Objective: Take down each entry exactly as written.

** BEGIN **

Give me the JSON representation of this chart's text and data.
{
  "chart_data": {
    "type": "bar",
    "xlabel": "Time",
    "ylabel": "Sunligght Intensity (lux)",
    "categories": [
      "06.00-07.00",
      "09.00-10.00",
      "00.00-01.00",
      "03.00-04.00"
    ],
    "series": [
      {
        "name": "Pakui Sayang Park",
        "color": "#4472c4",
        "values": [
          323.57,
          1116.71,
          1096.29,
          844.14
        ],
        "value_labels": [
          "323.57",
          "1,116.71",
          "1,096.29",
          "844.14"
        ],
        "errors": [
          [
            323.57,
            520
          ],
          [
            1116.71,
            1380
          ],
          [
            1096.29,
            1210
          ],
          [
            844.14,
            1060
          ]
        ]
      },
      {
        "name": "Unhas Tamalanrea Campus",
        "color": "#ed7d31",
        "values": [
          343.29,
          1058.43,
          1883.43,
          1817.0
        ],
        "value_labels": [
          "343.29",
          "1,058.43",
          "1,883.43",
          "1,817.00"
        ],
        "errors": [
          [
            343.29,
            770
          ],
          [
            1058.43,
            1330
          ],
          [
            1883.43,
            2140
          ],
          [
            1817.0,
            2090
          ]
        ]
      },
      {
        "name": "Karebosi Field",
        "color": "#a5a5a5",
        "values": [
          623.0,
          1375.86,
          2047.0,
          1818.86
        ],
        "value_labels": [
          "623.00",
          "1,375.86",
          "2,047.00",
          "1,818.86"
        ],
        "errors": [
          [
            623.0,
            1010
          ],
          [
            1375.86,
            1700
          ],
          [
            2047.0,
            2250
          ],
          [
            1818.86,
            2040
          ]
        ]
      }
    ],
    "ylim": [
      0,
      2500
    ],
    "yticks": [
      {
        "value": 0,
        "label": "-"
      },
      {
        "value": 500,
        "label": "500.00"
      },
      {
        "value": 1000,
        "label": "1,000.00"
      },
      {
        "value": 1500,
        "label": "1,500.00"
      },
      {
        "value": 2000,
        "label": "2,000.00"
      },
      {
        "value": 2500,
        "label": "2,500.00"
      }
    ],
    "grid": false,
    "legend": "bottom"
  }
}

** END **

Solution for this task:
Give me the JSON representation of this chart's text and data.
{
  "chart_data": {
    "type": "bar",
    "xlabel": "Time",
    "ylabel": "Sunligght Intensity (lux)",
    "categories": [
      "06.00-07.00",
      "09.00-10.00",
      "00.00-01.00",
      "03.00-04.00"
    ],
    "series": [
      {
        "name": "Pakui Sayang Park",
        "color": "#4472c4",
        "values": [
          323.57,
          1116.71,
          1096.29,
          844.14
        ],
        "value_labels": [
          "323.57",
          "1,116.71",
          "1,096.29",
          "844.14"
        ],
        "errors": [
          [
            323.57,
            520
          ],
          [
            1116.71,
            1380
          ],
          [
            1096.29,
            1210
          ],
          [
            844.14,
            1060
          ]
        ]
      },
      {
        "name": "Unhas Tamalanrea Campus",
        "color": "#ed7d31",
        "values": [
          343.29,
          1058.43,
          1883.43,
          1817.0
        ],
        "value_labels": [
          "343.29",
          "1,058.43",
          "1,883.43",
          "1,817.00"
        ],
        "errors": [
          [
            343.29,
            770
          ],
          [
            1058.43,
            1330
          ],
          [
            1883.43,
            2140
          ],
          [
            1817.0,
            2090
          ]
        ]
      },
      {
        "name": "Karebosi Field",
        "color": "#a5a5a5",
        "values": [
          623.0,
          1375.86,
          2047.0,
          1818.86
        ],
        "value_labels": [
          "623.00",
          "1,375.86",
          "2,047.00",
          "1,818.86"
        ],
        "errors": [
          [
            623.0,
            1010
          ],
          [
            1375.86,
            1700
          ],
          [
            2047.0,
            2250
          ],
          [
            1818.86,
            2040
          ]
        ]
      }
    ],
    "ylim": [
      0,
      2500
    ],
    "yticks": [
      {
        "value": 0,
        "label": "-"
      },
      {
        "value": 500,
        "label": "500.00"
      },
      {
        "value": 1000,
        "label": "1,000.00"
      },
      {
        "value": 1500,
        "label": "1,500.00"
      },
      {
        "value": 2000,
        "label": "2,000.00"
      },
      {
        "value": 2500,
        "label": "2,500.00"
      }
    ],
    "grid": false,
    "legend": "bottom"
  }
}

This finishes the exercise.